• **What to do**
Leave out the pictures and return every entry exactly as it appears.

• **Source records**

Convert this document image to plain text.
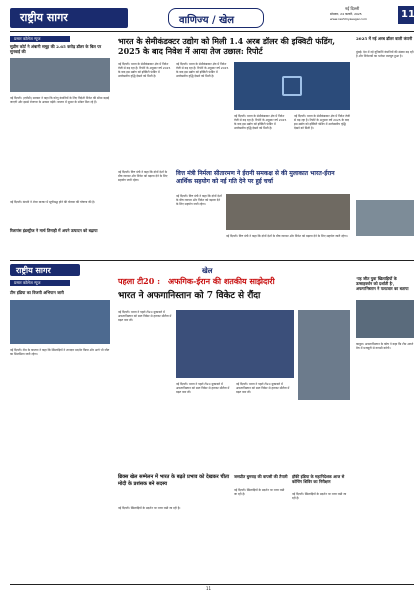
राष्ट्रीय सागर	वाणिज्य / खेल
नई दिल्ली
सोमवार, 24 फरवरी, 2025
www.rashtriyasagar.com	11
प्रसार कॉलेज न्यूज
सुप्रीम कोर्ट ने अंबानी समूह की 2.65 करोड़ डॉलर के बिल पर सुनवाई की
नई दिल्ली। (एजेंसी) सरकार ने कहा कि घरेलू कंपनियों के लिए विदेशी निवेश की सीमा बढ़ाई जाएगी और इससे रोजगार के अवसर बढ़ेंगे। बाजार में सुधार के संकेत मिल रहे हैं।
रिलायंस इंडस्ट्रीज ने मार्च तिमाही में अपने उत्पादन को बढ़ाया
भारत के सेमीकंडक्टर उद्योग को मिली 1.4 अरब डॉलर की इक्विटी फंडिंग, 2025 के बाद निवेश में आया तेज उछाल: रिपोर्ट
नई दिल्ली। भारत के सेमीकंडक्टर क्षेत्र में निवेश तेजी से बढ़ रहा है। रिपोर्ट के अनुसार वर्ष 2025 के बाद इस उद्योग को इक्विटी फंडिंग में उल्लेखनीय वृद्धि देखने को मिली है।
नई दिल्ली। भारत के सेमीकंडक्टर क्षेत्र में निवेश तेजी से बढ़ रहा है। रिपोर्ट के अनुसार वर्ष 2025 के बाद इस उद्योग को इक्विटी फंडिंग में उल्लेखनीय वृद्धि देखने को मिली है।
नई दिल्ली। भारत के सेमीकंडक्टर क्षेत्र में निवेश तेजी से बढ़ रहा है। रिपोर्ट के अनुसार वर्ष 2025 के बाद इस उद्योग को इक्विटी फंडिंग में उल्लेखनीय वृद्धि देखने को मिली है।
नई दिल्ली। भारत के सेमीकंडक्टर क्षेत्र में निवेश तेजी से बढ़ रहा है। रिपोर्ट के अनुसार वर्ष 2025 के बाद इस उद्योग को इक्विटी फंडिंग में उल्लेखनीय वृद्धि देखने को मिली है।
2025 में नई अरब डॉलर वाली कंपनी
मुंबई। देश में नई यूनिकॉर्न कंपनियों की संख्या बढ़ रही है और निवेशकों का भरोसा मजबूत हुआ है।
नई दिल्ली। वित्त मंत्री ने कहा कि दोनों देशों के बीच व्यापार और निवेश को बढ़ावा देने के लिए सहयोग जारी रहेगा।
वित्त मंत्री निर्मला सीतारमण ने ईरानी समकक्ष से की मुलाकात भारत-ईरान आर्थिक सहयोग को नई गति देने पर हुई चर्चा
नई दिल्ली। वित्त मंत्री ने कहा कि दोनों देशों के बीच व्यापार और निवेश को बढ़ावा देने के लिए सहयोग जारी रहेगा।
नई दिल्ली। वित्त मंत्री ने कहा कि दोनों देशों के बीच व्यापार और निवेश को बढ़ावा देने के लिए सहयोग जारी रहेगा।
नई दिल्ली। कंपनी ने शेयर बाजार में सूचीबद्ध होने की योजना की घोषणा की है।
राष्ट्रीय सागर	खेल
प्रसार कॉलेज न्यूज	पहला टी20 : अफगिक-ईरान की शतकीय साझेदारी
भारत ने अफगानिस्तान को 7 विकेट से रौंदा
टीम इंडिया का विजयी अभियान जारी
नई दिल्ली। टीम के कप्तान ने कहा कि खिलाड़ियों ने शानदार प्रदर्शन किया और आगे भी जीत का सिलसिला जारी रहेगा।
नई दिल्ली। भारत ने पहले टी20 मुकाबले में अफगानिस्तान को सात विकेट से हराकर सीरीज में बढ़त बना ली।
नई दिल्ली। भारत ने पहले टी20 मुकाबले में अफगानिस्तान को सात विकेट से हराकर सीरीज में बढ़त बना ली।
नई दिल्ली। भारत ने पहले टी20 मुकाबले में अफगानिस्तान को सात विकेट से हराकर सीरीज में बढ़त बना ली।
'यह जीत युवा खिलाड़ियों के उत्साहवर्धन को दर्शाती है', अफगानिस्तान ने पलटवार का बताया
काबुल। अफगानिस्तान के कोच ने कहा कि टीम अगले मैच में मजबूती से वापसी करेगी।
ब्रिक्स खेल सम्मेलन में भारत के बढ़ते प्रभाव को देखकर चीता मोदी के प्रशंसक बने सदस्य
नई दिल्ली। खिलाड़ियों के प्रदर्शन पर नजर रखी जा रही है।
जसप्रीत बुमराह की वापसी की तैयारी
नई दिल्ली। खिलाड़ियों के प्रदर्शन पर नजर रखी जा रही है।
हॉकी इंडिया के महानिदेशक आज से कोचिंग शिविर का निरीक्षण
नई दिल्ली। खिलाड़ियों के प्रदर्शन पर नजर रखी जा रही है।
11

• **Finished exercise**
Convert this document image to plain text.
राष्ट्रीय सागर	वाणिज्य / खेल
नई दिल्ली
सोमवार, 24 फरवरी, 2025
www.rashtriyasagar.com	11
प्रसार कॉलेज न्यूज
सुप्रीम कोर्ट ने अंबानी समूह की 2.65 करोड़ डॉलर के बिल पर सुनवाई की
नई दिल्ली। (एजेंसी) सरकार ने कहा कि घरेलू कंपनियों के लिए विदेशी निवेश की सीमा बढ़ाई जाएगी और इससे रोजगार के अवसर बढ़ेंगे। बाजार में सुधार के संकेत मिल रहे हैं।
रिलायंस इंडस्ट्रीज ने मार्च तिमाही में अपने उत्पादन को बढ़ाया
भारत के सेमीकंडक्टर उद्योग को मिली 1.4 अरब डॉलर की इक्विटी फंडिंग, 2025 के बाद निवेश में आया तेज उछाल: रिपोर्ट
नई दिल्ली। भारत के सेमीकंडक्टर क्षेत्र में निवेश तेजी से बढ़ रहा है। रिपोर्ट के अनुसार वर्ष 2025 के बाद इस उद्योग को इक्विटी फंडिंग में उल्लेखनीय वृद्धि देखने को मिली है।
नई दिल्ली। भारत के सेमीकंडक्टर क्षेत्र में निवेश तेजी से बढ़ रहा है। रिपोर्ट के अनुसार वर्ष 2025 के बाद इस उद्योग को इक्विटी फंडिंग में उल्लेखनीय वृद्धि देखने को मिली है।
नई दिल्ली। भारत के सेमीकंडक्टर क्षेत्र में निवेश तेजी से बढ़ रहा है। रिपोर्ट के अनुसार वर्ष 2025 के बाद इस उद्योग को इक्विटी फंडिंग में उल्लेखनीय वृद्धि देखने को मिली है।
नई दिल्ली। भारत के सेमीकंडक्टर क्षेत्र में निवेश तेजी से बढ़ रहा है। रिपोर्ट के अनुसार वर्ष 2025 के बाद इस उद्योग को इक्विटी फंडिंग में उल्लेखनीय वृद्धि देखने को मिली है।
2025 में नई अरब डॉलर वाली कंपनी
मुंबई। देश में नई यूनिकॉर्न कंपनियों की संख्या बढ़ रही है और निवेशकों का भरोसा मजबूत हुआ है।
नई दिल्ली। वित्त मंत्री ने कहा कि दोनों देशों के बीच व्यापार और निवेश को बढ़ावा देने के लिए सहयोग जारी रहेगा।
वित्त मंत्री निर्मला सीतारमण ने ईरानी समकक्ष से की मुलाकात भारत-ईरान आर्थिक सहयोग को नई गति देने पर हुई चर्चा
नई दिल्ली। वित्त मंत्री ने कहा कि दोनों देशों के बीच व्यापार और निवेश को बढ़ावा देने के लिए सहयोग जारी रहेगा।
नई दिल्ली। वित्त मंत्री ने कहा कि दोनों देशों के बीच व्यापार और निवेश को बढ़ावा देने के लिए सहयोग जारी रहेगा।
नई दिल्ली। कंपनी ने शेयर बाजार में सूचीबद्ध होने की योजना की घोषणा की है।
राष्ट्रीय सागर	खेल
प्रसार कॉलेज न्यूज	पहला टी20 : अफगिक-ईरान की शतकीय साझेदारी
भारत ने अफगानिस्तान को 7 विकेट से रौंदा
टीम इंडिया का विजयी अभियान जारी
नई दिल्ली। टीम के कप्तान ने कहा कि खिलाड़ियों ने शानदार प्रदर्शन किया और आगे भी जीत का सिलसिला जारी रहेगा।
नई दिल्ली। भारत ने पहले टी20 मुकाबले में अफगानिस्तान को सात विकेट से हराकर सीरीज में बढ़त बना ली।
नई दिल्ली। भारत ने पहले टी20 मुकाबले में अफगानिस्तान को सात विकेट से हराकर सीरीज में बढ़त बना ली।
नई दिल्ली। भारत ने पहले टी20 मुकाबले में अफगानिस्तान को सात विकेट से हराकर सीरीज में बढ़त बना ली।
'यह जीत युवा खिलाड़ियों के उत्साहवर्धन को दर्शाती है', अफगानिस्तान ने पलटवार का बताया
काबुल। अफगानिस्तान के कोच ने कहा कि टीम अगले मैच में मजबूती से वापसी करेगी।
ब्रिक्स खेल सम्मेलन में भारत के बढ़ते प्रभाव को देखकर चीता मोदी के प्रशंसक बने सदस्य
नई दिल्ली। खिलाड़ियों के प्रदर्शन पर नजर रखी जा रही है।
जसप्रीत बुमराह की वापसी की तैयारी
नई दिल्ली। खिलाड़ियों के प्रदर्शन पर नजर रखी जा रही है।
हॉकी इंडिया के महानिदेशक आज से कोचिंग शिविर का निरीक्षण
नई दिल्ली। खिलाड़ियों के प्रदर्शन पर नजर रखी जा रही है।
11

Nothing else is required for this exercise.